■ **DIRECTIVE**:
All the records that follow need to be reproduced exactly. Omit the images.

■ **DATASET ENTRIES**:
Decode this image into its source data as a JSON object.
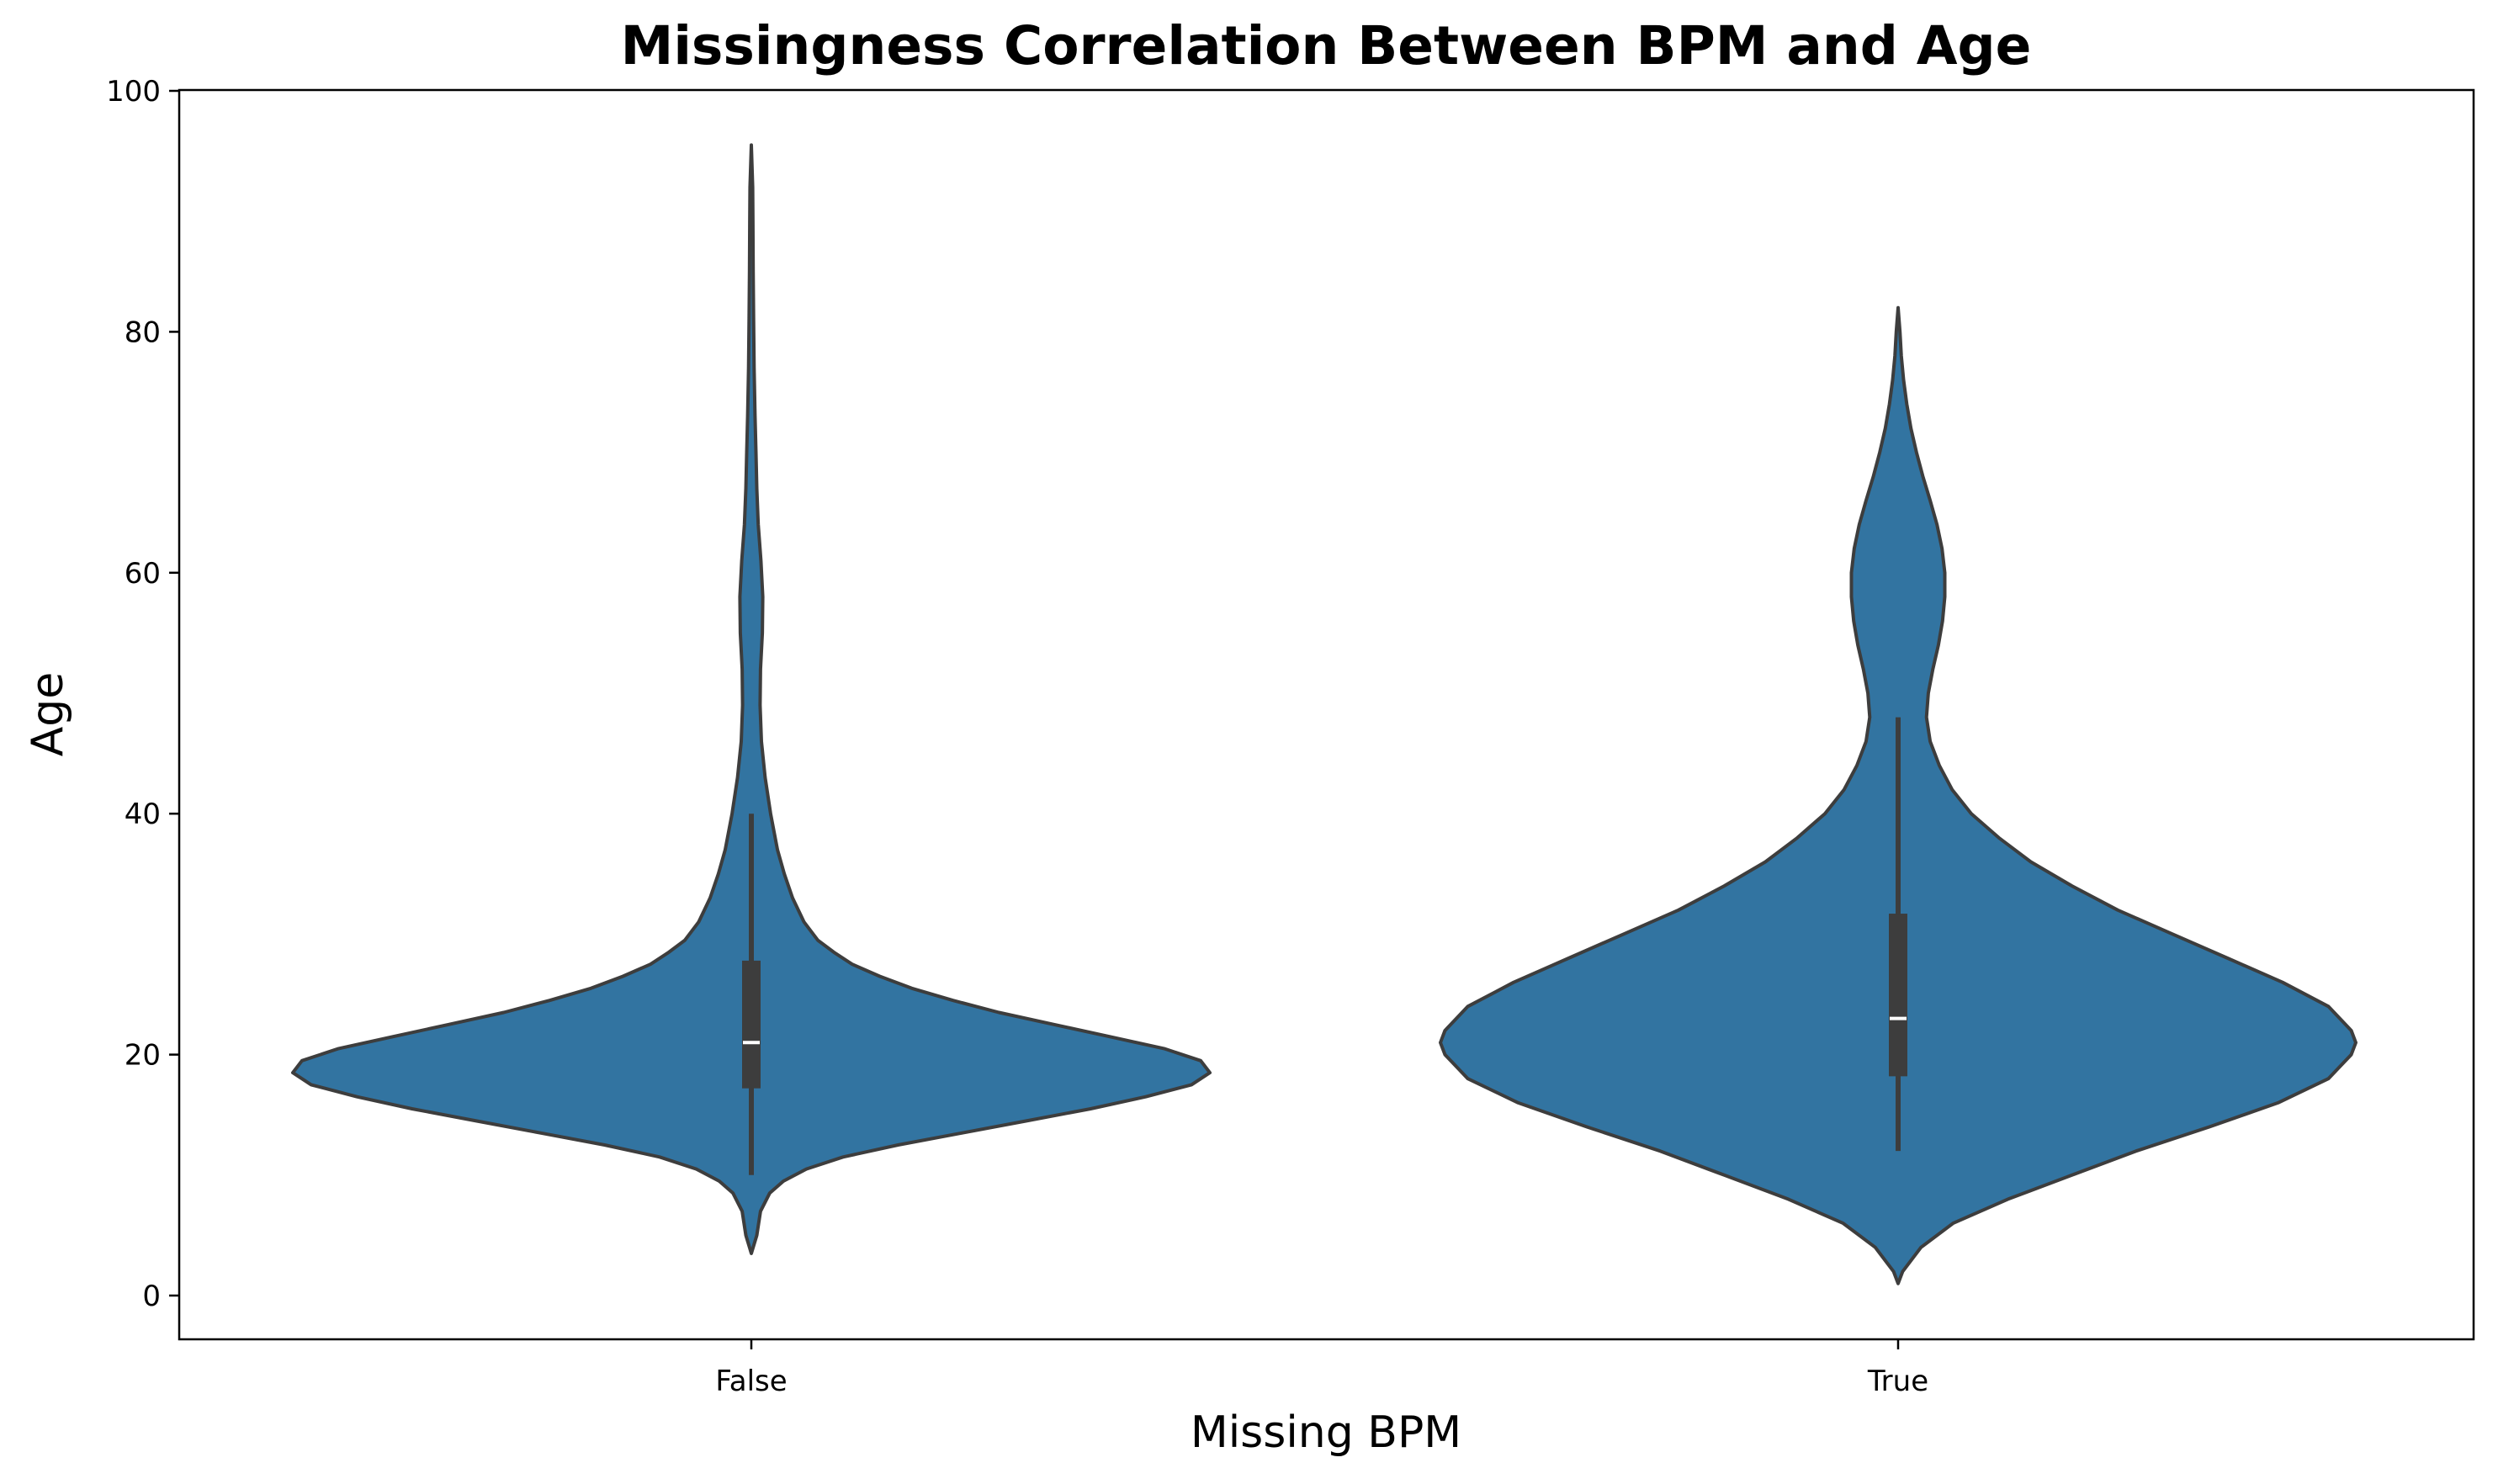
{
  "chart_data": {
    "type": "violin",
    "title": "Missingness Correlation Between BPM and Age",
    "xlabel": "Missing BPM",
    "ylabel": "Age",
    "categories": [
      "False",
      "True"
    ],
    "ylim": [
      -3.5,
      100
    ],
    "yticks": [
      0,
      20,
      40,
      60,
      80,
      100
    ],
    "grid": false,
    "legend": "none",
    "colors": {
      "fill": "#3274a1",
      "outline": "#3d3d3d",
      "box": "#3d3d3d",
      "median": "#ffffff",
      "axis": "#000000"
    },
    "series": [
      {
        "category": "False",
        "min": 3.5,
        "max": 95.5,
        "whisker_low": 10,
        "whisker_high": 40,
        "q1": 17.2,
        "median": 21,
        "q3": 27.8,
        "density": [
          [
            3.5,
            0.0
          ],
          [
            5,
            0.012
          ],
          [
            7,
            0.02
          ],
          [
            8.5,
            0.04
          ],
          [
            9.5,
            0.07
          ],
          [
            10.5,
            0.12
          ],
          [
            11.5,
            0.2
          ],
          [
            12.5,
            0.32
          ],
          [
            13.5,
            0.46
          ],
          [
            14.5,
            0.6
          ],
          [
            15.5,
            0.74
          ],
          [
            16.5,
            0.86
          ],
          [
            17.5,
            0.96
          ],
          [
            18.5,
            1.0
          ],
          [
            19.5,
            0.98
          ],
          [
            20.5,
            0.9
          ],
          [
            21.5,
            0.78
          ],
          [
            22.5,
            0.66
          ],
          [
            23.5,
            0.54
          ],
          [
            24.5,
            0.44
          ],
          [
            25.5,
            0.35
          ],
          [
            26.5,
            0.28
          ],
          [
            27.5,
            0.22
          ],
          [
            28.5,
            0.18
          ],
          [
            29.5,
            0.145
          ],
          [
            31,
            0.115
          ],
          [
            33,
            0.09
          ],
          [
            35,
            0.072
          ],
          [
            37,
            0.057
          ],
          [
            40,
            0.042
          ],
          [
            43,
            0.03
          ],
          [
            46,
            0.022
          ],
          [
            49,
            0.019
          ],
          [
            52,
            0.02
          ],
          [
            55,
            0.024
          ],
          [
            58,
            0.025
          ],
          [
            61,
            0.021
          ],
          [
            64,
            0.015
          ],
          [
            67,
            0.012
          ],
          [
            70,
            0.01
          ],
          [
            73,
            0.008
          ],
          [
            77,
            0.006
          ],
          [
            81,
            0.005
          ],
          [
            85,
            0.004
          ],
          [
            89,
            0.0035
          ],
          [
            92,
            0.003
          ],
          [
            95.5,
            0.0
          ]
        ]
      },
      {
        "category": "True",
        "min": 1,
        "max": 82,
        "whisker_low": 12,
        "whisker_high": 48,
        "q1": 18.2,
        "median": 23,
        "q3": 31.7,
        "density": [
          [
            1,
            0.0
          ],
          [
            2,
            0.01
          ],
          [
            4,
            0.05
          ],
          [
            6,
            0.12
          ],
          [
            8,
            0.24
          ],
          [
            10,
            0.38
          ],
          [
            12,
            0.52
          ],
          [
            14,
            0.68
          ],
          [
            16,
            0.83
          ],
          [
            18,
            0.94
          ],
          [
            20,
            0.99
          ],
          [
            21,
            1.0
          ],
          [
            22,
            0.99
          ],
          [
            24,
            0.94
          ],
          [
            26,
            0.84
          ],
          [
            28,
            0.72
          ],
          [
            30,
            0.6
          ],
          [
            32,
            0.48
          ],
          [
            34,
            0.38
          ],
          [
            36,
            0.29
          ],
          [
            38,
            0.22
          ],
          [
            40,
            0.16
          ],
          [
            42,
            0.118
          ],
          [
            44,
            0.09
          ],
          [
            46,
            0.07
          ],
          [
            48,
            0.062
          ],
          [
            50,
            0.066
          ],
          [
            52,
            0.076
          ],
          [
            54,
            0.088
          ],
          [
            56,
            0.097
          ],
          [
            58,
            0.102
          ],
          [
            60,
            0.102
          ],
          [
            62,
            0.096
          ],
          [
            64,
            0.085
          ],
          [
            66,
            0.07
          ],
          [
            68,
            0.054
          ],
          [
            70,
            0.04
          ],
          [
            72,
            0.028
          ],
          [
            74,
            0.019
          ],
          [
            76,
            0.012
          ],
          [
            78,
            0.007
          ],
          [
            80,
            0.004
          ],
          [
            82,
            0.0
          ]
        ]
      }
    ]
  }
}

■ **THE OUTPUT**:
Decode this image into its source data as a JSON object.
{
  "chart_data": {
    "type": "violin",
    "title": "Missingness Correlation Between BPM and Age",
    "xlabel": "Missing BPM",
    "ylabel": "Age",
    "categories": [
      "False",
      "True"
    ],
    "ylim": [
      -3.5,
      100
    ],
    "yticks": [
      0,
      20,
      40,
      60,
      80,
      100
    ],
    "grid": false,
    "legend": "none",
    "colors": {
      "fill": "#3274a1",
      "outline": "#3d3d3d",
      "box": "#3d3d3d",
      "median": "#ffffff",
      "axis": "#000000"
    },
    "series": [
      {
        "category": "False",
        "min": 3.5,
        "max": 95.5,
        "whisker_low": 10,
        "whisker_high": 40,
        "q1": 17.2,
        "median": 21,
        "q3": 27.8,
        "density": [
          [
            3.5,
            0.0
          ],
          [
            5,
            0.012
          ],
          [
            7,
            0.02
          ],
          [
            8.5,
            0.04
          ],
          [
            9.5,
            0.07
          ],
          [
            10.5,
            0.12
          ],
          [
            11.5,
            0.2
          ],
          [
            12.5,
            0.32
          ],
          [
            13.5,
            0.46
          ],
          [
            14.5,
            0.6
          ],
          [
            15.5,
            0.74
          ],
          [
            16.5,
            0.86
          ],
          [
            17.5,
            0.96
          ],
          [
            18.5,
            1.0
          ],
          [
            19.5,
            0.98
          ],
          [
            20.5,
            0.9
          ],
          [
            21.5,
            0.78
          ],
          [
            22.5,
            0.66
          ],
          [
            23.5,
            0.54
          ],
          [
            24.5,
            0.44
          ],
          [
            25.5,
            0.35
          ],
          [
            26.5,
            0.28
          ],
          [
            27.5,
            0.22
          ],
          [
            28.5,
            0.18
          ],
          [
            29.5,
            0.145
          ],
          [
            31,
            0.115
          ],
          [
            33,
            0.09
          ],
          [
            35,
            0.072
          ],
          [
            37,
            0.057
          ],
          [
            40,
            0.042
          ],
          [
            43,
            0.03
          ],
          [
            46,
            0.022
          ],
          [
            49,
            0.019
          ],
          [
            52,
            0.02
          ],
          [
            55,
            0.024
          ],
          [
            58,
            0.025
          ],
          [
            61,
            0.021
          ],
          [
            64,
            0.015
          ],
          [
            67,
            0.012
          ],
          [
            70,
            0.01
          ],
          [
            73,
            0.008
          ],
          [
            77,
            0.006
          ],
          [
            81,
            0.005
          ],
          [
            85,
            0.004
          ],
          [
            89,
            0.0035
          ],
          [
            92,
            0.003
          ],
          [
            95.5,
            0.0
          ]
        ]
      },
      {
        "category": "True",
        "min": 1,
        "max": 82,
        "whisker_low": 12,
        "whisker_high": 48,
        "q1": 18.2,
        "median": 23,
        "q3": 31.7,
        "density": [
          [
            1,
            0.0
          ],
          [
            2,
            0.01
          ],
          [
            4,
            0.05
          ],
          [
            6,
            0.12
          ],
          [
            8,
            0.24
          ],
          [
            10,
            0.38
          ],
          [
            12,
            0.52
          ],
          [
            14,
            0.68
          ],
          [
            16,
            0.83
          ],
          [
            18,
            0.94
          ],
          [
            20,
            0.99
          ],
          [
            21,
            1.0
          ],
          [
            22,
            0.99
          ],
          [
            24,
            0.94
          ],
          [
            26,
            0.84
          ],
          [
            28,
            0.72
          ],
          [
            30,
            0.6
          ],
          [
            32,
            0.48
          ],
          [
            34,
            0.38
          ],
          [
            36,
            0.29
          ],
          [
            38,
            0.22
          ],
          [
            40,
            0.16
          ],
          [
            42,
            0.118
          ],
          [
            44,
            0.09
          ],
          [
            46,
            0.07
          ],
          [
            48,
            0.062
          ],
          [
            50,
            0.066
          ],
          [
            52,
            0.076
          ],
          [
            54,
            0.088
          ],
          [
            56,
            0.097
          ],
          [
            58,
            0.102
          ],
          [
            60,
            0.102
          ],
          [
            62,
            0.096
          ],
          [
            64,
            0.085
          ],
          [
            66,
            0.07
          ],
          [
            68,
            0.054
          ],
          [
            70,
            0.04
          ],
          [
            72,
            0.028
          ],
          [
            74,
            0.019
          ],
          [
            76,
            0.012
          ],
          [
            78,
            0.007
          ],
          [
            80,
            0.004
          ],
          [
            82,
            0.0
          ]
        ]
      }
    ]
  }
}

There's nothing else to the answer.